◆ Requirements
Your task is to repeat all of the data exactly while excluding the pictures.

◆ Records for the task
— BEGIN —
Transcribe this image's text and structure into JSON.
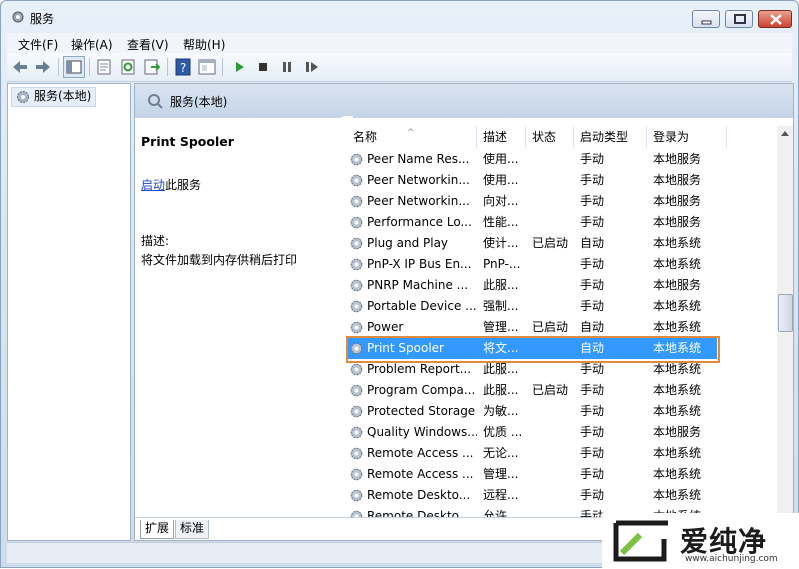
{
  "window": {
    "title": "服务"
  },
  "menu": [
    "文件(F)",
    "操作(A)",
    "查看(V)",
    "帮助(H)"
  ],
  "toolbar_icons": [
    "back-icon",
    "forward-icon",
    "show-console-tree-icon",
    "properties-icon",
    "refresh-icon",
    "export-list-icon",
    "help-icon",
    "view-icon",
    "start-service-icon",
    "stop-service-icon",
    "pause-service-icon",
    "restart-service-icon"
  ],
  "tree": {
    "item": "服务(本地)"
  },
  "pane": {
    "title": "服务(本地)",
    "selected_name": "Print Spooler",
    "start_link": "启动",
    "start_suffix": "此服务",
    "desc_label": "描述:",
    "desc_text": "将文件加载到内存供稍后打印"
  },
  "columns": {
    "name": "名称",
    "desc": "描述",
    "status": "状态",
    "startup": "启动类型",
    "logon": "登录为"
  },
  "rows": [
    {
      "name": "Peer Name Res...",
      "desc": "使用...",
      "status": "",
      "startup": "手动",
      "logon": "本地服务"
    },
    {
      "name": "Peer Networkin...",
      "desc": "使用...",
      "status": "",
      "startup": "手动",
      "logon": "本地服务"
    },
    {
      "name": "Peer Networkin...",
      "desc": "向对...",
      "status": "",
      "startup": "手动",
      "logon": "本地服务"
    },
    {
      "name": "Performance Lo...",
      "desc": "性能...",
      "status": "",
      "startup": "手动",
      "logon": "本地服务"
    },
    {
      "name": "Plug and Play",
      "desc": "使计...",
      "status": "已启动",
      "startup": "自动",
      "logon": "本地系统"
    },
    {
      "name": "PnP-X IP Bus En...",
      "desc": "PnP-...",
      "status": "",
      "startup": "手动",
      "logon": "本地系统"
    },
    {
      "name": "PNRP Machine ...",
      "desc": "此服...",
      "status": "",
      "startup": "手动",
      "logon": "本地服务"
    },
    {
      "name": "Portable Device ...",
      "desc": "强制...",
      "status": "",
      "startup": "手动",
      "logon": "本地系统"
    },
    {
      "name": "Power",
      "desc": "管理...",
      "status": "已启动",
      "startup": "自动",
      "logon": "本地系统"
    },
    {
      "name": "Print Spooler",
      "desc": "将文...",
      "status": "",
      "startup": "自动",
      "logon": "本地系统"
    },
    {
      "name": "Problem Report...",
      "desc": "此服...",
      "status": "",
      "startup": "手动",
      "logon": "本地系统"
    },
    {
      "name": "Program Compa...",
      "desc": "此服...",
      "status": "已启动",
      "startup": "手动",
      "logon": "本地系统"
    },
    {
      "name": "Protected Storage",
      "desc": "为敏...",
      "status": "",
      "startup": "手动",
      "logon": "本地系统"
    },
    {
      "name": "Quality Windows...",
      "desc": "优质 ...",
      "status": "",
      "startup": "手动",
      "logon": "本地服务"
    },
    {
      "name": "Remote Access ...",
      "desc": "无论...",
      "status": "",
      "startup": "手动",
      "logon": "本地系统"
    },
    {
      "name": "Remote Access ...",
      "desc": "管理...",
      "status": "",
      "startup": "手动",
      "logon": "本地系统"
    },
    {
      "name": "Remote Deskto...",
      "desc": "远程...",
      "status": "",
      "startup": "手动",
      "logon": "本地系统"
    },
    {
      "name": "Remote Deskto...",
      "desc": "允许...",
      "status": "",
      "startup": "手动",
      "logon": "本地系统"
    }
  ],
  "selected_row_index": 9,
  "tabs": [
    "扩展",
    "标准"
  ],
  "watermark": {
    "text": "爱纯净",
    "url": "www.aichunjing.com"
  },
  "colors": {
    "selection": "#3399ff",
    "highlight_frame": "#e08a3c",
    "link": "#1a49c8"
  }
}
— END —
◆ Task answer
Transcribe this image's text and structure into JSON.
{
  "window": {
    "title": "服务"
  },
  "menu": [
    "文件(F)",
    "操作(A)",
    "查看(V)",
    "帮助(H)"
  ],
  "toolbar_icons": [
    "back-icon",
    "forward-icon",
    "show-console-tree-icon",
    "properties-icon",
    "refresh-icon",
    "export-list-icon",
    "help-icon",
    "view-icon",
    "start-service-icon",
    "stop-service-icon",
    "pause-service-icon",
    "restart-service-icon"
  ],
  "tree": {
    "item": "服务(本地)"
  },
  "pane": {
    "title": "服务(本地)",
    "selected_name": "Print Spooler",
    "start_link": "启动",
    "start_suffix": "此服务",
    "desc_label": "描述:",
    "desc_text": "将文件加载到内存供稍后打印"
  },
  "columns": {
    "name": "名称",
    "desc": "描述",
    "status": "状态",
    "startup": "启动类型",
    "logon": "登录为"
  },
  "rows": [
    {
      "name": "Peer Name Res...",
      "desc": "使用...",
      "status": "",
      "startup": "手动",
      "logon": "本地服务"
    },
    {
      "name": "Peer Networkin...",
      "desc": "使用...",
      "status": "",
      "startup": "手动",
      "logon": "本地服务"
    },
    {
      "name": "Peer Networkin...",
      "desc": "向对...",
      "status": "",
      "startup": "手动",
      "logon": "本地服务"
    },
    {
      "name": "Performance Lo...",
      "desc": "性能...",
      "status": "",
      "startup": "手动",
      "logon": "本地服务"
    },
    {
      "name": "Plug and Play",
      "desc": "使计...",
      "status": "已启动",
      "startup": "自动",
      "logon": "本地系统"
    },
    {
      "name": "PnP-X IP Bus En...",
      "desc": "PnP-...",
      "status": "",
      "startup": "手动",
      "logon": "本地系统"
    },
    {
      "name": "PNRP Machine ...",
      "desc": "此服...",
      "status": "",
      "startup": "手动",
      "logon": "本地服务"
    },
    {
      "name": "Portable Device ...",
      "desc": "强制...",
      "status": "",
      "startup": "手动",
      "logon": "本地系统"
    },
    {
      "name": "Power",
      "desc": "管理...",
      "status": "已启动",
      "startup": "自动",
      "logon": "本地系统"
    },
    {
      "name": "Print Spooler",
      "desc": "将文...",
      "status": "",
      "startup": "自动",
      "logon": "本地系统"
    },
    {
      "name": "Problem Report...",
      "desc": "此服...",
      "status": "",
      "startup": "手动",
      "logon": "本地系统"
    },
    {
      "name": "Program Compa...",
      "desc": "此服...",
      "status": "已启动",
      "startup": "手动",
      "logon": "本地系统"
    },
    {
      "name": "Protected Storage",
      "desc": "为敏...",
      "status": "",
      "startup": "手动",
      "logon": "本地系统"
    },
    {
      "name": "Quality Windows...",
      "desc": "优质 ...",
      "status": "",
      "startup": "手动",
      "logon": "本地服务"
    },
    {
      "name": "Remote Access ...",
      "desc": "无论...",
      "status": "",
      "startup": "手动",
      "logon": "本地系统"
    },
    {
      "name": "Remote Access ...",
      "desc": "管理...",
      "status": "",
      "startup": "手动",
      "logon": "本地系统"
    },
    {
      "name": "Remote Deskto...",
      "desc": "远程...",
      "status": "",
      "startup": "手动",
      "logon": "本地系统"
    },
    {
      "name": "Remote Deskto...",
      "desc": "允许...",
      "status": "",
      "startup": "手动",
      "logon": "本地系统"
    }
  ],
  "selected_row_index": 9,
  "tabs": [
    "扩展",
    "标准"
  ],
  "watermark": {
    "text": "爱纯净",
    "url": "www.aichunjing.com"
  },
  "colors": {
    "selection": "#3399ff",
    "highlight_frame": "#e08a3c",
    "link": "#1a49c8"
  }
}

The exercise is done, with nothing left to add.